Repeat every line below exactly as it reads.
>>>>>
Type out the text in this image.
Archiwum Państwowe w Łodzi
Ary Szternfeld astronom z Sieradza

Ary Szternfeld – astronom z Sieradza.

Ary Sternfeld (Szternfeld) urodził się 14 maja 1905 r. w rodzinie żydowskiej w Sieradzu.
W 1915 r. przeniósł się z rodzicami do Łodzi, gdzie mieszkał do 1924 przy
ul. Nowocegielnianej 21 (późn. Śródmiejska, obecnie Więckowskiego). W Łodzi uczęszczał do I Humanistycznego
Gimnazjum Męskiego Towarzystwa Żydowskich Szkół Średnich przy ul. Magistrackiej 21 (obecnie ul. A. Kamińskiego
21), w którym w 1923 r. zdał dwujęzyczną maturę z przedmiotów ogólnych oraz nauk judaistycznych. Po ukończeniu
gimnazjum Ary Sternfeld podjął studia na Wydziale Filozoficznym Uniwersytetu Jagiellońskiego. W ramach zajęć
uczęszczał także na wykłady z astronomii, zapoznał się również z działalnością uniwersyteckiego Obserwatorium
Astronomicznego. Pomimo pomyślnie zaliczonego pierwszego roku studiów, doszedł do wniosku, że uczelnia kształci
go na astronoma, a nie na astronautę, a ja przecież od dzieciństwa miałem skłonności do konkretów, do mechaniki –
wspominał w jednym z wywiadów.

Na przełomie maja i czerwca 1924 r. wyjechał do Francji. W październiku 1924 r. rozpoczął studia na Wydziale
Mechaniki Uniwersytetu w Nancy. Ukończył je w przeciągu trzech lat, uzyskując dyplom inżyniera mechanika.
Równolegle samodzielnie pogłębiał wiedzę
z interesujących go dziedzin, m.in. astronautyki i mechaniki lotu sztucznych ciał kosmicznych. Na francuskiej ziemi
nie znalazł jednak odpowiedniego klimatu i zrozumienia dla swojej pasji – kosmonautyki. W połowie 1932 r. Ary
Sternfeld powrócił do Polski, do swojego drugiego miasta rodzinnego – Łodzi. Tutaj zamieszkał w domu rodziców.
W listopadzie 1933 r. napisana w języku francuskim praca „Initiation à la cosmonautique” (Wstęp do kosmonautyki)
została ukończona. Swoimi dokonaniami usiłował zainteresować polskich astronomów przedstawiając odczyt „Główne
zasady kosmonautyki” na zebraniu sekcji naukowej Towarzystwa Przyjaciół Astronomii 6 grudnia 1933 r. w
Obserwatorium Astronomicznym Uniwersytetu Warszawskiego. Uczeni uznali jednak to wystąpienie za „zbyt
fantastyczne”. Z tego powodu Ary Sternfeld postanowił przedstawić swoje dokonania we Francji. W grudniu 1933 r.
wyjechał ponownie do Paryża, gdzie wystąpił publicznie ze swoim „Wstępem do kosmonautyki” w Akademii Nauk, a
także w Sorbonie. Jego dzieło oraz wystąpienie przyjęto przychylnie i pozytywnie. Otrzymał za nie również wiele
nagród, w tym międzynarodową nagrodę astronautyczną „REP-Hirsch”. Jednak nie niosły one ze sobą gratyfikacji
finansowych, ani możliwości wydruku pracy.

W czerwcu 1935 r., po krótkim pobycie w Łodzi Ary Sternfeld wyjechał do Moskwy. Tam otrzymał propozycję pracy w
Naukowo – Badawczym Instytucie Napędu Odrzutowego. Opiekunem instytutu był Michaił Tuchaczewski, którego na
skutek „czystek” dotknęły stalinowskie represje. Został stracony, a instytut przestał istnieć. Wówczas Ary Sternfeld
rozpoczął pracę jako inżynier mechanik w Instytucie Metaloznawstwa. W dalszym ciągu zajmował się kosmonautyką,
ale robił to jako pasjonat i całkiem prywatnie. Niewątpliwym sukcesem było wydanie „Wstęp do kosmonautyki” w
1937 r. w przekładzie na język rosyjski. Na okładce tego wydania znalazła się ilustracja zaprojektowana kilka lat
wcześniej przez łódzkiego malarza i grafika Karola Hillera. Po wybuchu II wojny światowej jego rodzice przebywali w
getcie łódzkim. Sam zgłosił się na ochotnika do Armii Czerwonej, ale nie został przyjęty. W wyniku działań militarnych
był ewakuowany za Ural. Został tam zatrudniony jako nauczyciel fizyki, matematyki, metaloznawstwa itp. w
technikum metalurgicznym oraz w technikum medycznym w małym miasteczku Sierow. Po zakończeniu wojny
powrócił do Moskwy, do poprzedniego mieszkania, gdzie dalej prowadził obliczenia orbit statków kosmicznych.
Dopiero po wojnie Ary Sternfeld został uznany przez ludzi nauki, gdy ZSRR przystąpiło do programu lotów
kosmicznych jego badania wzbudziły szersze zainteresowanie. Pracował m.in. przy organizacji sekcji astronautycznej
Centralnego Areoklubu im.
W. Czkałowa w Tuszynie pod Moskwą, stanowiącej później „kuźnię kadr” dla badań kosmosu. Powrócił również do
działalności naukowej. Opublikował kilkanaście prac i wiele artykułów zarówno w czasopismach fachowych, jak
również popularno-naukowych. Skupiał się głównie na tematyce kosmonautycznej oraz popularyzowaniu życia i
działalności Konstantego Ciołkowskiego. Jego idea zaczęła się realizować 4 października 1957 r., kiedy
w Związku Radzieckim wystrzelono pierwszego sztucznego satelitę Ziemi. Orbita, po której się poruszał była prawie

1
<<<<<
**Solution**:
Type out the text in this image.
Archiwum Państwowe w Łodzi
Ary Szternfeld astronom z Sieradza

Ary Szternfeld – astronom z Sieradza.

Ary Sternfeld (Szternfeld) urodził się 14 maja 1905 r. w rodzinie żydowskiej w Sieradzu.
W 1915 r. przeniósł się z rodzicami do Łodzi, gdzie mieszkał do 1924 przy
ul. Nowocegielnianej 21 (późn. Śródmiejska, obecnie Więckowskiego). W Łodzi uczęszczał do I Humanistycznego
Gimnazjum Męskiego Towarzystwa Żydowskich Szkół Średnich przy ul. Magistrackiej 21 (obecnie ul. A. Kamińskiego
21), w którym w 1923 r. zdał dwujęzyczną maturę z przedmiotów ogólnych oraz nauk judaistycznych. Po ukończeniu
gimnazjum Ary Sternfeld podjął studia na Wydziale Filozoficznym Uniwersytetu Jagiellońskiego. W ramach zajęć
uczęszczał także na wykłady z astronomii, zapoznał się również z działalnością uniwersyteckiego Obserwatorium
Astronomicznego. Pomimo pomyślnie zaliczonego pierwszego roku studiów, doszedł do wniosku, że uczelnia kształci
go na astronoma, a nie na astronautę, a ja przecież od dzieciństwa miałem skłonności do konkretów, do mechaniki –
wspominał w jednym z wywiadów.

Na przełomie maja i czerwca 1924 r. wyjechał do Francji. W październiku 1924 r. rozpoczął studia na Wydziale
Mechaniki Uniwersytetu w Nancy. Ukończył je w przeciągu trzech lat, uzyskując dyplom inżyniera mechanika.
Równolegle samodzielnie pogłębiał wiedzę
z interesujących go dziedzin, m.in. astronautyki i mechaniki lotu sztucznych ciał kosmicznych. Na francuskiej ziemi
nie znalazł jednak odpowiedniego klimatu i zrozumienia dla swojej pasji – kosmonautyki. W połowie 1932 r. Ary
Sternfeld powrócił do Polski, do swojego drugiego miasta rodzinnego – Łodzi. Tutaj zamieszkał w domu rodziców.
W listopadzie 1933 r. napisana w języku francuskim praca „Initiation à la cosmonautique” (Wstęp do kosmonautyki)
została ukończona. Swoimi dokonaniami usiłował zainteresować polskich astronomów przedstawiając odczyt „Główne
zasady kosmonautyki” na zebraniu sekcji naukowej Towarzystwa Przyjaciół Astronomii 6 grudnia 1933 r. w
Obserwatorium Astronomicznym Uniwersytetu Warszawskiego. Uczeni uznali jednak to wystąpienie za „zbyt
fantastyczne”. Z tego powodu Ary Sternfeld postanowił przedstawić swoje dokonania we Francji. W grudniu 1933 r.
wyjechał ponownie do Paryża, gdzie wystąpił publicznie ze swoim „Wstępem do kosmonautyki” w Akademii Nauk, a
także w Sorbonie. Jego dzieło oraz wystąpienie przyjęto przychylnie i pozytywnie. Otrzymał za nie również wiele
nagród, w tym międzynarodową nagrodę astronautyczną „REP-Hirsch”. Jednak nie niosły one ze sobą gratyfikacji
finansowych, ani możliwości wydruku pracy.

W czerwcu 1935 r., po krótkim pobycie w Łodzi Ary Sternfeld wyjechał do Moskwy. Tam otrzymał propozycję pracy w
Naukowo – Badawczym Instytucie Napędu Odrzutowego. Opiekunem instytutu był Michaił Tuchaczewski, którego na
skutek „czystek” dotknęły stalinowskie represje. Został stracony, a instytut przestał istnieć. Wówczas Ary Sternfeld
rozpoczął pracę jako inżynier mechanik w Instytucie Metaloznawstwa. W dalszym ciągu zajmował się kosmonautyką,
ale robił to jako pasjonat i całkiem prywatnie. Niewątpliwym sukcesem było wydanie „Wstęp do kosmonautyki” w
1937 r. w przekładzie na język rosyjski. Na okładce tego wydania znalazła się ilustracja zaprojektowana kilka lat
wcześniej przez łódzkiego malarza i grafika Karola Hillera. Po wybuchu II wojny światowej jego rodzice przebywali w
getcie łódzkim. Sam zgłosił się na ochotnika do Armii Czerwonej, ale nie został przyjęty. W wyniku działań militarnych
był ewakuowany za Ural. Został tam zatrudniony jako nauczyciel fizyki, matematyki, metaloznawstwa itp. w
technikum metalurgicznym oraz w technikum medycznym w małym miasteczku Sierow. Po zakończeniu wojny
powrócił do Moskwy, do poprzedniego mieszkania, gdzie dalej prowadził obliczenia orbit statków kosmicznych.
Dopiero po wojnie Ary Sternfeld został uznany przez ludzi nauki, gdy ZSRR przystąpiło do programu lotów
kosmicznych jego badania wzbudziły szersze zainteresowanie. Pracował m.in. przy organizacji sekcji astronautycznej
Centralnego Areoklubu im.
W. Czkałowa w Tuszynie pod Moskwą, stanowiącej później „kuźnię kadr” dla badań kosmosu. Powrócił również do
działalności naukowej. Opublikował kilkanaście prac i wiele artykułów zarówno w czasopismach fachowych, jak
również popularno-naukowych. Skupiał się głównie na tematyce kosmonautycznej oraz popularyzowaniu życia i
działalności Konstantego Ciołkowskiego. Jego idea zaczęła się realizować 4 października 1957 r., kiedy
w Związku Radzieckim wystrzelono pierwszego sztucznego satelitę Ziemi. Orbita, po której się poruszał była prawie

1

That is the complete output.